— start Given records —
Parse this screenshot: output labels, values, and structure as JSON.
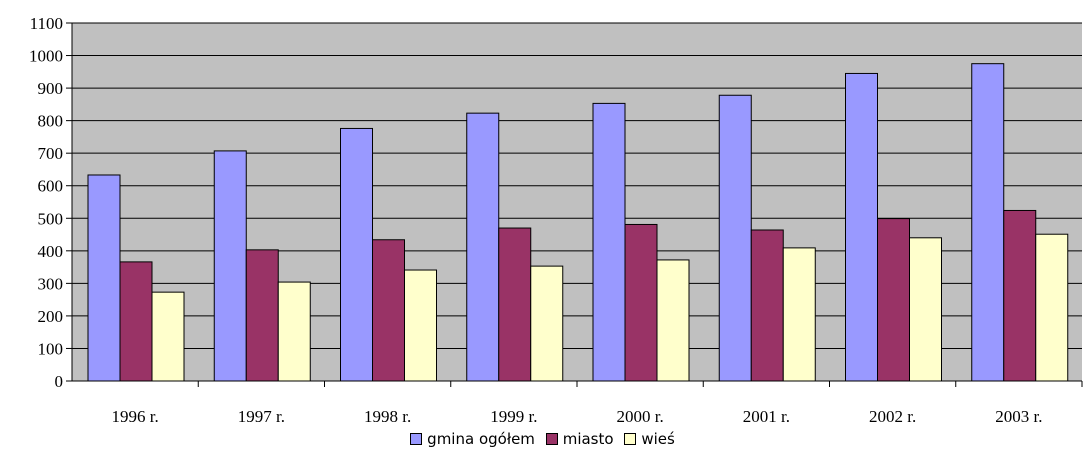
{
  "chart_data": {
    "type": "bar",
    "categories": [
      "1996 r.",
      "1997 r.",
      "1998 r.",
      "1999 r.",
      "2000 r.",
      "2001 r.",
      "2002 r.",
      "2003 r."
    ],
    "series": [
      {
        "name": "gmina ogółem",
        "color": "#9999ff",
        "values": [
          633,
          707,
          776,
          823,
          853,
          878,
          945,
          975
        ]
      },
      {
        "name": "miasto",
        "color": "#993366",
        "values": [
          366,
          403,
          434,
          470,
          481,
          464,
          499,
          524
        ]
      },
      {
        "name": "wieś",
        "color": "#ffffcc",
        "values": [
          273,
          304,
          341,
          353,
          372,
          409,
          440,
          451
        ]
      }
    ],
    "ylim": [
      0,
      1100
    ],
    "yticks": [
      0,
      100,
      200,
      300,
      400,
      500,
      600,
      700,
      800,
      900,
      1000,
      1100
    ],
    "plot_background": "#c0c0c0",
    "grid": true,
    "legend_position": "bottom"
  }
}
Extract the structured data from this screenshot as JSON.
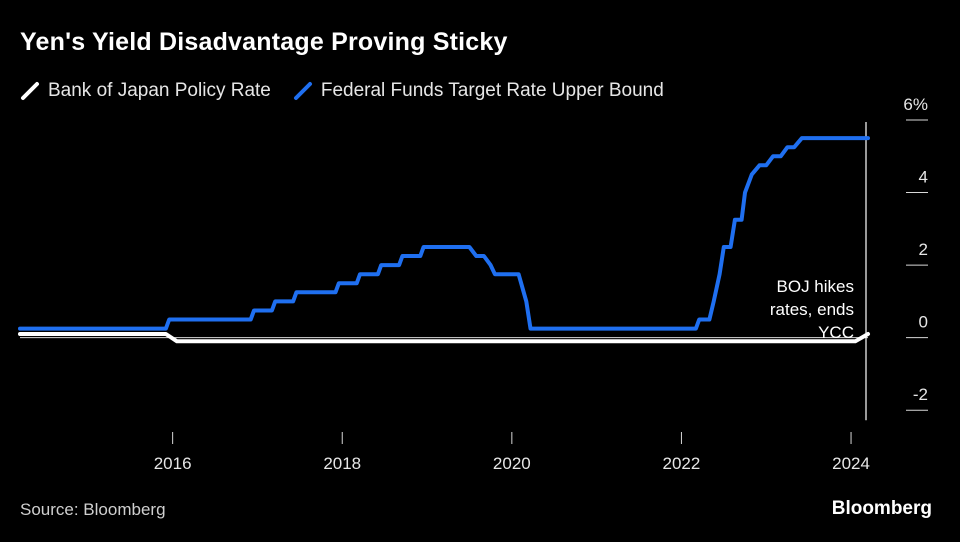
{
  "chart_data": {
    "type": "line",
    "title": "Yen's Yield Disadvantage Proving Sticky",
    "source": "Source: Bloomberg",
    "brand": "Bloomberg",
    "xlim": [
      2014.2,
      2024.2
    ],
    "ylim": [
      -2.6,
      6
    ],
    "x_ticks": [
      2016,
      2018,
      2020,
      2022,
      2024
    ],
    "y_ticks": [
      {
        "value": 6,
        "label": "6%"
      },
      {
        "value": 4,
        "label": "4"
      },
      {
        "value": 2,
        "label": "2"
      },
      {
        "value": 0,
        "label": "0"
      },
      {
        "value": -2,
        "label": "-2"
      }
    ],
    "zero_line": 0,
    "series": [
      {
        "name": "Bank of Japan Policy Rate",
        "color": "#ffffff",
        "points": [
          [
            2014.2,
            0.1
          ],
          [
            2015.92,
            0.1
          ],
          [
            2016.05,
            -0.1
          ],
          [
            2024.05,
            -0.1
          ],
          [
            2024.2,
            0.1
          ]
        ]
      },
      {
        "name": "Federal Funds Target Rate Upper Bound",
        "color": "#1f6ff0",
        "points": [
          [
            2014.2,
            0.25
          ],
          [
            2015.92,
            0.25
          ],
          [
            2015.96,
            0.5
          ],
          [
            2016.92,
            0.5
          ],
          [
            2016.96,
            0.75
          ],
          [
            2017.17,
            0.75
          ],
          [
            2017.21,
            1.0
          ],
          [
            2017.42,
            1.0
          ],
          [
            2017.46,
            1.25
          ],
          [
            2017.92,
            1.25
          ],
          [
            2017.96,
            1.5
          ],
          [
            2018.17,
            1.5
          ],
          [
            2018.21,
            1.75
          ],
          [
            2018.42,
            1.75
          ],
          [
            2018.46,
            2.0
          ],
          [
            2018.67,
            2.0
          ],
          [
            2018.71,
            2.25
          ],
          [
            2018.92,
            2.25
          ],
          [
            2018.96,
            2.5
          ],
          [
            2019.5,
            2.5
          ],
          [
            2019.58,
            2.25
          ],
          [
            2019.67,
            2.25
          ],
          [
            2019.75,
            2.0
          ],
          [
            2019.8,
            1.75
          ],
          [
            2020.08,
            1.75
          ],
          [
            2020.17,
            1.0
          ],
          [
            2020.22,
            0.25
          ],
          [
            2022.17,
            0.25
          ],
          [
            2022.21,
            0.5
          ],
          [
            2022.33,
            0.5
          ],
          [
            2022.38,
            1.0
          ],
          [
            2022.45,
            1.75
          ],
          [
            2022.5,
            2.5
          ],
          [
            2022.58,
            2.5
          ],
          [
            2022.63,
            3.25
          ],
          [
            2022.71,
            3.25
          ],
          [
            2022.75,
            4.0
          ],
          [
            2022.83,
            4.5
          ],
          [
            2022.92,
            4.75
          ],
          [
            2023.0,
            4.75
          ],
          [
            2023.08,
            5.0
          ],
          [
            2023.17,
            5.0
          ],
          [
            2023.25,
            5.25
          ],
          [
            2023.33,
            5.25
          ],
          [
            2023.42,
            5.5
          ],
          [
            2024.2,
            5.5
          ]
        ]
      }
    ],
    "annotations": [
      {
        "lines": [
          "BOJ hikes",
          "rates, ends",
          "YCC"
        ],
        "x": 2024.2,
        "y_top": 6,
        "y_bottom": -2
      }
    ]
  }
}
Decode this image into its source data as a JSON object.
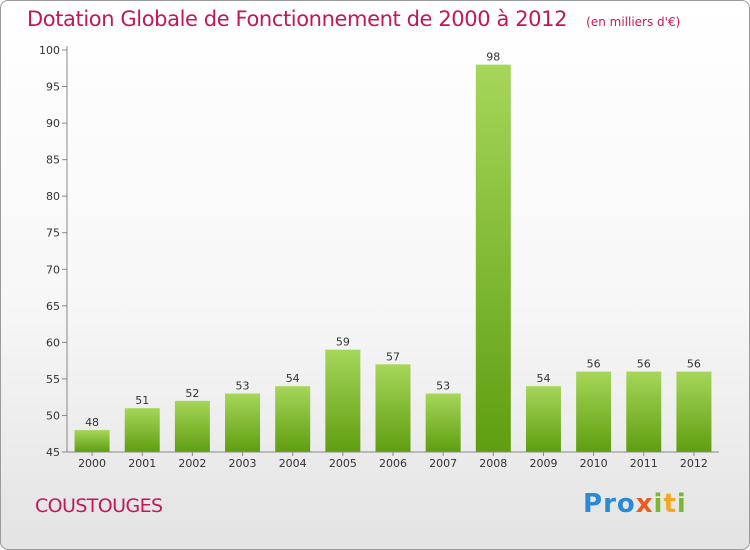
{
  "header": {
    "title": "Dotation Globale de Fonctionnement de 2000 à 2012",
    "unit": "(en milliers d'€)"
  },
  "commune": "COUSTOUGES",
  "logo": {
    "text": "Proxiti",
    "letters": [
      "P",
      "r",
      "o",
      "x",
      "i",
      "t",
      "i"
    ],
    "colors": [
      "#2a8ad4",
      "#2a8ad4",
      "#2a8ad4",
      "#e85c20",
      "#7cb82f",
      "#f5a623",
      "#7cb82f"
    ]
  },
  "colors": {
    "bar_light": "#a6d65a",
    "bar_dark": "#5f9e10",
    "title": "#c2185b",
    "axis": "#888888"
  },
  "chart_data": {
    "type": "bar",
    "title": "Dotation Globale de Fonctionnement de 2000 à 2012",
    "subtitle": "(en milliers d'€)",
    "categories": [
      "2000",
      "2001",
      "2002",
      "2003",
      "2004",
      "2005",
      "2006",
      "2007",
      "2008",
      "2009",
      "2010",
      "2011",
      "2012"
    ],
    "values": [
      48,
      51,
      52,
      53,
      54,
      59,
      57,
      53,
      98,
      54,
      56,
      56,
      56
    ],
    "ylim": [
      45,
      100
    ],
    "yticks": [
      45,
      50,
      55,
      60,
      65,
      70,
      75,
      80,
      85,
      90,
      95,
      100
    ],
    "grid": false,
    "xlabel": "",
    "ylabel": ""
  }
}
— end Given records —
## Exercise brief:
Retype, word for word, only the lines from the line with "Decode this image" to the final line of the listing above; the pictures do not belong in the copy.

## Answer to this problem:
Decode this image into its source data as a JSON object.
{
  "header": {
    "title": "Dotation Globale de Fonctionnement de 2000 à 2012",
    "unit": "(en milliers d'€)"
  },
  "commune": "COUSTOUGES",
  "logo": {
    "text": "Proxiti",
    "letters": [
      "P",
      "r",
      "o",
      "x",
      "i",
      "t",
      "i"
    ],
    "colors": [
      "#2a8ad4",
      "#2a8ad4",
      "#2a8ad4",
      "#e85c20",
      "#7cb82f",
      "#f5a623",
      "#7cb82f"
    ]
  },
  "colors": {
    "bar_light": "#a6d65a",
    "bar_dark": "#5f9e10",
    "title": "#c2185b",
    "axis": "#888888"
  },
  "chart_data": {
    "type": "bar",
    "title": "Dotation Globale de Fonctionnement de 2000 à 2012",
    "subtitle": "(en milliers d'€)",
    "categories": [
      "2000",
      "2001",
      "2002",
      "2003",
      "2004",
      "2005",
      "2006",
      "2007",
      "2008",
      "2009",
      "2010",
      "2011",
      "2012"
    ],
    "values": [
      48,
      51,
      52,
      53,
      54,
      59,
      57,
      53,
      98,
      54,
      56,
      56,
      56
    ],
    "ylim": [
      45,
      100
    ],
    "yticks": [
      45,
      50,
      55,
      60,
      65,
      70,
      75,
      80,
      85,
      90,
      95,
      100
    ],
    "grid": false,
    "xlabel": "",
    "ylabel": ""
  }
}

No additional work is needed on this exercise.